The Zhejiang Securities Regulatory Bureau recently disclosed that, for two types of illegal conduct—“failure to fulfill tender offer obligations as required” and “concealment of changes in shareholding information”—the Zhejiang bureau ordered Bessmei, a listed pesticide company, to make corrections, warned Chen Feng (the company’s former de facto controller at the time), and imposed a total fine of RMB 4.5 million.

The penalty notice states that, in order to evade regulation, Chen Feng borrowed other people’s accounts to secretly increase his holdings in Bessmei by 3%. This triggered the tender offer obligation but he did not fulfill it. At the same time, Chen Feng deliberately concealed changes in the shares held through the borrowed accounts, causing the listed company’s periodic reports to contain false records, which constituted violations in information disclosure. In addition, a key detail disclosed by the bureau is especially worth noting: before implementing the “masked increase in holdings,” Chen Feng had already formed a concerted-action relationship with private fund institutions such as Jiangsu Xihua. Through equity transfer arrangements, he raised the combined shareholding ratio of the concerted-action parties to 29.37%, bringing it close to the 30% tender offer red line.

But according to public information, Jiangsu Xihua is a private fund institution with questionable qualifications and weak internal controls. Its registered capital has only been paid in at 30%, it has only 1 full-time employee, and it has previously received a warning letter due to internal control issues.

Instead of choosing a private fund institution with better qualifications, why did Chen Feng form a concerted-action relationship with this “weak-qualification” private fund? Obviously, his purpose was not to seek professional investment institutions, nor was it primarily to do so—instead, it was to conceal his holdings and evade regulation.

++++

*Directives:*
1. Reproduce the part of the Bessmei penalty passage starting with "Instead of choosing" and going on through "and evade regulation.".
2. Continue the passage on the Bessmei penalty and Chen Feng's concealed holdings from the point where it stops.
The listing comes from a separate, unrelated source.

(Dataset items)
++++

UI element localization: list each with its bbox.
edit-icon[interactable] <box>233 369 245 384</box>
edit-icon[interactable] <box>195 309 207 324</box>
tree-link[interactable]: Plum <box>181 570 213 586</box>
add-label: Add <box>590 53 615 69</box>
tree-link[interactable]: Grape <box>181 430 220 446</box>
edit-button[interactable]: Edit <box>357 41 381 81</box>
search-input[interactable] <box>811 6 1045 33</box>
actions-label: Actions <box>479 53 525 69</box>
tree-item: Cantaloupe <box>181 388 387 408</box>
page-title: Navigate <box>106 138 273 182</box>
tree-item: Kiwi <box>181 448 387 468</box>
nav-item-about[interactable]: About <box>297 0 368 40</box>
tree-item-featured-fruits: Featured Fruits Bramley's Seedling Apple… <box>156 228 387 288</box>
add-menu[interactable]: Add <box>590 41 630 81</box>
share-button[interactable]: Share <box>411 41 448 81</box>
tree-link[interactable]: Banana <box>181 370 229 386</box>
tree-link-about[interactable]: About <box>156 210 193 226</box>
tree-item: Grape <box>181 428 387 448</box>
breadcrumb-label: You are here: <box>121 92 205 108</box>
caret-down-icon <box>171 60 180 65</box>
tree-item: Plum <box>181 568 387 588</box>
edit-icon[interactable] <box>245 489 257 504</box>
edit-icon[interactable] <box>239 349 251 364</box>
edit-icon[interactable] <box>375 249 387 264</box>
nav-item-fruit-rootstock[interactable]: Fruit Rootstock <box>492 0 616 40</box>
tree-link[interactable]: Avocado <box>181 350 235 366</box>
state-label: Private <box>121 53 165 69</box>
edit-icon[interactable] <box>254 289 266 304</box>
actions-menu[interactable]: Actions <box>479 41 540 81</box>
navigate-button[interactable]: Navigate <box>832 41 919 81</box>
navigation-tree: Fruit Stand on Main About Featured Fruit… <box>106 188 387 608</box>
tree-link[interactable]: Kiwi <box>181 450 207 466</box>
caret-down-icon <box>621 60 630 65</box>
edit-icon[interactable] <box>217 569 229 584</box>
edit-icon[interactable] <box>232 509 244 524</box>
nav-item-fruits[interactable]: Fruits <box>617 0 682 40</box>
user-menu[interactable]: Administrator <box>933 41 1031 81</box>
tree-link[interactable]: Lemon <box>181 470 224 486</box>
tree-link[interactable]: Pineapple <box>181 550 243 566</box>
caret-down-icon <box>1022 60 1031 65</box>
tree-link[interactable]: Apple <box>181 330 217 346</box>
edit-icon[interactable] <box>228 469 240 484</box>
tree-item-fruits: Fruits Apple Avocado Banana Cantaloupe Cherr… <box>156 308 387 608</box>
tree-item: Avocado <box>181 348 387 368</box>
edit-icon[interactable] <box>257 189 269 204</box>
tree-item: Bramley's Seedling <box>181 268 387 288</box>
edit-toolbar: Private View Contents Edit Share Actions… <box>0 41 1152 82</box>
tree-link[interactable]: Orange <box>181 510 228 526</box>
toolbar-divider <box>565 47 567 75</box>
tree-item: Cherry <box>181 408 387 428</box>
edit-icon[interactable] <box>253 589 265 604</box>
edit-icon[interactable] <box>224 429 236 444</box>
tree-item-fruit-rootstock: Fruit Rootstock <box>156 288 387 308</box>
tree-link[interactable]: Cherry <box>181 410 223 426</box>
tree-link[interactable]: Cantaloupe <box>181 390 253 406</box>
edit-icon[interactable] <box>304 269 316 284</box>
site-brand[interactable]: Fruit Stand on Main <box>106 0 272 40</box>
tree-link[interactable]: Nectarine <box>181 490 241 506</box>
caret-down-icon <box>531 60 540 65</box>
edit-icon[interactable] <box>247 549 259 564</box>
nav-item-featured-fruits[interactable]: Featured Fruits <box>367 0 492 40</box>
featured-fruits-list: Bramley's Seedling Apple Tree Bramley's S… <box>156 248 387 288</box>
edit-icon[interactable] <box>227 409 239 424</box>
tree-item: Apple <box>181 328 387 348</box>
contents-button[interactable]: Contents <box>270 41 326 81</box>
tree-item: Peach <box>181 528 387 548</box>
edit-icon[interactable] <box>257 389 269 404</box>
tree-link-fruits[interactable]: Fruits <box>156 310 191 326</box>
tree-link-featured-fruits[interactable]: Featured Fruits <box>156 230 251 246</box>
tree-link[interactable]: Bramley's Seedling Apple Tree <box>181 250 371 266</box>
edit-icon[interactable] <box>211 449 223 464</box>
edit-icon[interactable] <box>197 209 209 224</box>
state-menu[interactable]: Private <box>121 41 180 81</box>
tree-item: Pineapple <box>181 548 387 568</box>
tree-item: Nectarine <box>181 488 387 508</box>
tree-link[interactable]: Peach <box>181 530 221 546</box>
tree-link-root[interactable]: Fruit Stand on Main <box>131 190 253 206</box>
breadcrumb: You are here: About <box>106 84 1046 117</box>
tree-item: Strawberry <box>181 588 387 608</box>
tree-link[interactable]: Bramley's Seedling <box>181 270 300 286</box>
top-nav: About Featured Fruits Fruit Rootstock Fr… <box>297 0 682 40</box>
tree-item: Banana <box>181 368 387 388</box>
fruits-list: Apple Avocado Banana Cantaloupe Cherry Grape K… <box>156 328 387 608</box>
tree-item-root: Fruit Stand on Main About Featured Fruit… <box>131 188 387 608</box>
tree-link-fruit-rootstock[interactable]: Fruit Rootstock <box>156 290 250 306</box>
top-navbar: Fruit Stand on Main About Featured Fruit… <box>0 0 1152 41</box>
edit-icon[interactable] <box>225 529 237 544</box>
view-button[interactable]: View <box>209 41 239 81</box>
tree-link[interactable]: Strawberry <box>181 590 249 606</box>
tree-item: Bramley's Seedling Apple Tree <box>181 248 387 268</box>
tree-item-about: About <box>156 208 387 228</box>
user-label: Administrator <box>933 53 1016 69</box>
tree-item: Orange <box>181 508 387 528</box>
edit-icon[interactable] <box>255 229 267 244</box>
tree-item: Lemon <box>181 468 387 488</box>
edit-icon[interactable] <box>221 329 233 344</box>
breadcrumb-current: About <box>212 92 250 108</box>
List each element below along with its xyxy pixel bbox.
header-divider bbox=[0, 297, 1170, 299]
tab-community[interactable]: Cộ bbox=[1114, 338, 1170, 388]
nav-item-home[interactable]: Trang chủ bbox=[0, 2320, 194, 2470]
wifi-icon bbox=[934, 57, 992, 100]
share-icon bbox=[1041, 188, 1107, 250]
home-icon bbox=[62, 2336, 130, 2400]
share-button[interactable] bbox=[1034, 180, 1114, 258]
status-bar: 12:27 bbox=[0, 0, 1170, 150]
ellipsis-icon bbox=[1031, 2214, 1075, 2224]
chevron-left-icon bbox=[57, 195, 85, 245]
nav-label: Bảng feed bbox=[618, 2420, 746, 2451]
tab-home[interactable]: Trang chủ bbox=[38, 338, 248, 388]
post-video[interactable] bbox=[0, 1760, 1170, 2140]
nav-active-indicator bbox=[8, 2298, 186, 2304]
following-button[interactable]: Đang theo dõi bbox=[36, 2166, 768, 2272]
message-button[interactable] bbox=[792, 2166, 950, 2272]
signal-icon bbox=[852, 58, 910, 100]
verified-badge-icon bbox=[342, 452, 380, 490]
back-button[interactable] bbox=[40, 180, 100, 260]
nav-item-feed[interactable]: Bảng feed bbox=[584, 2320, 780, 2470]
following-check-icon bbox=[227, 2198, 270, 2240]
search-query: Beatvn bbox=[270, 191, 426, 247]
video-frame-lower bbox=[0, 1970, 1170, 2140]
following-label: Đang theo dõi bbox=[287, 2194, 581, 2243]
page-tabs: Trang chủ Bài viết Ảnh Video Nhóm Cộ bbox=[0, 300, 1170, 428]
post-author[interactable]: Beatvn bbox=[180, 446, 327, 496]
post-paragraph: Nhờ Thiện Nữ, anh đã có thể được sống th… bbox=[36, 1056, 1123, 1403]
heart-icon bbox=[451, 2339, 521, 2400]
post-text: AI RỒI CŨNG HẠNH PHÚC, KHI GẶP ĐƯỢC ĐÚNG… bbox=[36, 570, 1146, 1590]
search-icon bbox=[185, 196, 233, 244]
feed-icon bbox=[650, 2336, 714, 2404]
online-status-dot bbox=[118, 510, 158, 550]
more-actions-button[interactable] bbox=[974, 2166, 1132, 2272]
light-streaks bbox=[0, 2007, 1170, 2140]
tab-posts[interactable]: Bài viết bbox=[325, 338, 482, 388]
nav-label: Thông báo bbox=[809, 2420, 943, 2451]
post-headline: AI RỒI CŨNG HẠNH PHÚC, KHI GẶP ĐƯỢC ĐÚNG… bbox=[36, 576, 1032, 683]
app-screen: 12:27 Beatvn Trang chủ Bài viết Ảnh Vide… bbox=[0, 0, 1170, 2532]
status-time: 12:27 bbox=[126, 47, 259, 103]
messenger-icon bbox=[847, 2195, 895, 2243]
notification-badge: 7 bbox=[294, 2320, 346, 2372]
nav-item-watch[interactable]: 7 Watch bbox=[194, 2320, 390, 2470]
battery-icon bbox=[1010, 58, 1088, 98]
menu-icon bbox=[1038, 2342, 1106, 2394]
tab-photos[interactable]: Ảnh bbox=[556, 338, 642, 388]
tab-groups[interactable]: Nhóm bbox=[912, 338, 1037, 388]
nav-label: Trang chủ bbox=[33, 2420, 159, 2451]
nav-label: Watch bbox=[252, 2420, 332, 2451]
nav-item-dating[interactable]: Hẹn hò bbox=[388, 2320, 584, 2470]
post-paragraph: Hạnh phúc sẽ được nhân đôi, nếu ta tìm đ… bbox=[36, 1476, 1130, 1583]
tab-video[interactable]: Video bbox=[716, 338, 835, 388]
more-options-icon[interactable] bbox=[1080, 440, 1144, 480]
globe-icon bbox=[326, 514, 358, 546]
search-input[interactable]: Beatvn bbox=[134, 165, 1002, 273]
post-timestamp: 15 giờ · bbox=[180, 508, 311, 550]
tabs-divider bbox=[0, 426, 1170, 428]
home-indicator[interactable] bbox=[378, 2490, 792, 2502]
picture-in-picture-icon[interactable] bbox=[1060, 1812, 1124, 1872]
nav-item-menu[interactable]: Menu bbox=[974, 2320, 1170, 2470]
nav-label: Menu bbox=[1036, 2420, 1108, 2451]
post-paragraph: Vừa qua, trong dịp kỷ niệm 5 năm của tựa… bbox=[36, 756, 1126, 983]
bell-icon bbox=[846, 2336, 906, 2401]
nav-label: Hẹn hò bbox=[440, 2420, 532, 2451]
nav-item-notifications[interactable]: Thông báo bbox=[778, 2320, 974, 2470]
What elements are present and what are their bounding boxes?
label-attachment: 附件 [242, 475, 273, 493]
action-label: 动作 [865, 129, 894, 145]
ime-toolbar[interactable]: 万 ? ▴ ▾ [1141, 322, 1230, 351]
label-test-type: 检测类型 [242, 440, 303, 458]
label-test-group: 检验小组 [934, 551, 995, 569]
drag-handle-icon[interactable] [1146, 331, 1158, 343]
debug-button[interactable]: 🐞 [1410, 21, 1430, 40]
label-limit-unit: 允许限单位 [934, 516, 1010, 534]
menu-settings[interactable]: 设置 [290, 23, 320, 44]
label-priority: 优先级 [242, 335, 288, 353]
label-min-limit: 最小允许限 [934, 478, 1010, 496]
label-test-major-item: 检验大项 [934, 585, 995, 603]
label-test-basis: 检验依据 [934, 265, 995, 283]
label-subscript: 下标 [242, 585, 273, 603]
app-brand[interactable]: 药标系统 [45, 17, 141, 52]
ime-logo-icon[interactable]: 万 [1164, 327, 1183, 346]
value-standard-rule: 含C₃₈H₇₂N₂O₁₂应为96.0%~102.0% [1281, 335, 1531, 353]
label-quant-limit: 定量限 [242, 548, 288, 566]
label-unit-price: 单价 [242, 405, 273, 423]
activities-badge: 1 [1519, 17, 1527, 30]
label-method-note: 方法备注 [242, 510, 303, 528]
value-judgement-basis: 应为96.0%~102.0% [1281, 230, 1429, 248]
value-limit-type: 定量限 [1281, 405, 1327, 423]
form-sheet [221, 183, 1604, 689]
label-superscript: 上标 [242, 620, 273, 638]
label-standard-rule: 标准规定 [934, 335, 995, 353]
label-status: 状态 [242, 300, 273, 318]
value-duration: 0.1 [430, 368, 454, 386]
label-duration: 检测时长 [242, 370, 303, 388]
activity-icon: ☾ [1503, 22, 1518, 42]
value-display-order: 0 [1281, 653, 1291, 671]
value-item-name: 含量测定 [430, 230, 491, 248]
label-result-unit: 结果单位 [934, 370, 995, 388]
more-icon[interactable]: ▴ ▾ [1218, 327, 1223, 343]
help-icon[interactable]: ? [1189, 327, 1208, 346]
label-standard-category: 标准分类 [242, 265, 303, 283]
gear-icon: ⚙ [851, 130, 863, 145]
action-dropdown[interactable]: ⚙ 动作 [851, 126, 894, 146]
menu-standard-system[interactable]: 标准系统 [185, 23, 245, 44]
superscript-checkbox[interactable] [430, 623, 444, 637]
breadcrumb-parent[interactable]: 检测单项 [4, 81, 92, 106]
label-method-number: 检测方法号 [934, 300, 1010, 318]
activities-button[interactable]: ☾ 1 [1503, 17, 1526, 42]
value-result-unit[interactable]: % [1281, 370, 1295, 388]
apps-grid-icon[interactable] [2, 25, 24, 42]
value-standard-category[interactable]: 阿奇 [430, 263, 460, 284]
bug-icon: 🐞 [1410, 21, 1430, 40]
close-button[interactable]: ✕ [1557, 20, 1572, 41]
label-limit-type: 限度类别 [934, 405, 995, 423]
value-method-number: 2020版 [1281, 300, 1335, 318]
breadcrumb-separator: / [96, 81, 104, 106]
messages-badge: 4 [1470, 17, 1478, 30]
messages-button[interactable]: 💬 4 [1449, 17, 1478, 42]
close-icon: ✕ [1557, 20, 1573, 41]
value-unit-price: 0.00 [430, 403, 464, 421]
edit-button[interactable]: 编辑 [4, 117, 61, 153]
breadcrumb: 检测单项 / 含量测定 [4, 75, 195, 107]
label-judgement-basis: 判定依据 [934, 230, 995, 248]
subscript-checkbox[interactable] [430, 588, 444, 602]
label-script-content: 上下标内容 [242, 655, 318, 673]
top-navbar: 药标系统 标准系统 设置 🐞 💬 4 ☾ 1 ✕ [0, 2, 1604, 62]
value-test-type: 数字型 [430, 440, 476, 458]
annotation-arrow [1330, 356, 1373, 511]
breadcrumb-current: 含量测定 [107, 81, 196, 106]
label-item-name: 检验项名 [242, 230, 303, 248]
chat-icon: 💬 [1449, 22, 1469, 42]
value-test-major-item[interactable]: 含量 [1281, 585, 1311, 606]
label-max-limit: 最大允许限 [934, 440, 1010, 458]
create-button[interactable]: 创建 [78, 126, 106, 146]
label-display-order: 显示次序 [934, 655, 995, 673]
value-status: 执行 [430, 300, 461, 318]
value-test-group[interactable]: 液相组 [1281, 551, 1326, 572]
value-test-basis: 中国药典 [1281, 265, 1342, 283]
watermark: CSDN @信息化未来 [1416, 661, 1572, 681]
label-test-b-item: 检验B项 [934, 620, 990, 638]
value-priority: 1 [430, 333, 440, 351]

++++

*Answers for the exercise:*
1.
Instead of choosing a private fund institution with better qualifications, why did Chen Feng form a concerted-action relationship with this “weak-qualification” private fund? Obviously, his purpose was not to seek professional investment institutions, nor was it primarily to do so—instead, it was to conceal his holdings and evade regulation.

2.
Some private fund practitioners believe that when listed companies or related de facto controllers choose to cooperate with such private fund institutions, it mainly comes down to three considerations: first, the governance structure is simple, with few personnel, a short decision-making chain, making it easy for the party with actual control to be able to execute concerted action; second, internal controls are weak and compliance is relatively lax, providing room for noncompliant operations; third, such small private funds have low market attention, and shareholding changes are less likely to trigger immediate regulatory and market vigilance, becoming an “ideal mask” for hiding the true intention to hold shares.

In fact, such cases are not unique. Some listed company de facto controllers or shareholders tend to build a concealed concerted-action framework through private fund products, in order to conceal true shareholding, evade triggers for report/disclosure of stake increases and tender offer obligations, and even carry out pseudo market value management. Some private fund institutions with disordered governance and weak compliance, precisely because of traits such as operational flexibility and information opacity, have become a common channel for this kind of violation.

Form a pact with a “weak-qualification” private fund, and also execute a masked increase in holdings using borrowed accounts

In March of this year, Chen Feng had already received a notice of advance information on administrative penalties issued by the Zhejiang Securities Regulatory Bureau. The current penalty notice shows that, for failure to fulfill tender offer obligations as required, the Zhejiang Securities Regulatory Bureau ordered Chen Feng to make corrections, issued a warning, and imposed a fine of RMB 1.5 million; for conduct that concealed changes in shareholding information leading to false records in the listed company’s information disclosure, the bureau imposed a fine of RMB 3 million on Chen Feng.

As of August 2024, Chen Feng (the de facto controller), together with the company’s controlling shareholder Ningbo Bessmei Holding, the Qinghe 2 Fund under Jiangsu Xihua, and Shanghai Heqieqiyuan Enterprise Management Consulting Partnership (Limited Partnership), constitute a concerted-action relationship. Chen Feng and his concerted-action parties together hold 106 million shares of Bessmei, accounting for 29.37% of the listed company’s total share capital.

On August 30 of that year, Chen Feng bought 10.833 million shares of Bessmei, representing 3% of the listed company’s total share capital, by using personally borrowed funds through the securities accounts of Wu Mouming and Zhong Mouhai in bulk transactions. After the transaction was completed, Chen Feng and his concerted-action parties held 117 million shares of Bessmei, accounting for 32.37% of the listed company’s total share capital, triggering the tender offer obligation, yet Chen Feng did not fulfill the tender offer obligation as required.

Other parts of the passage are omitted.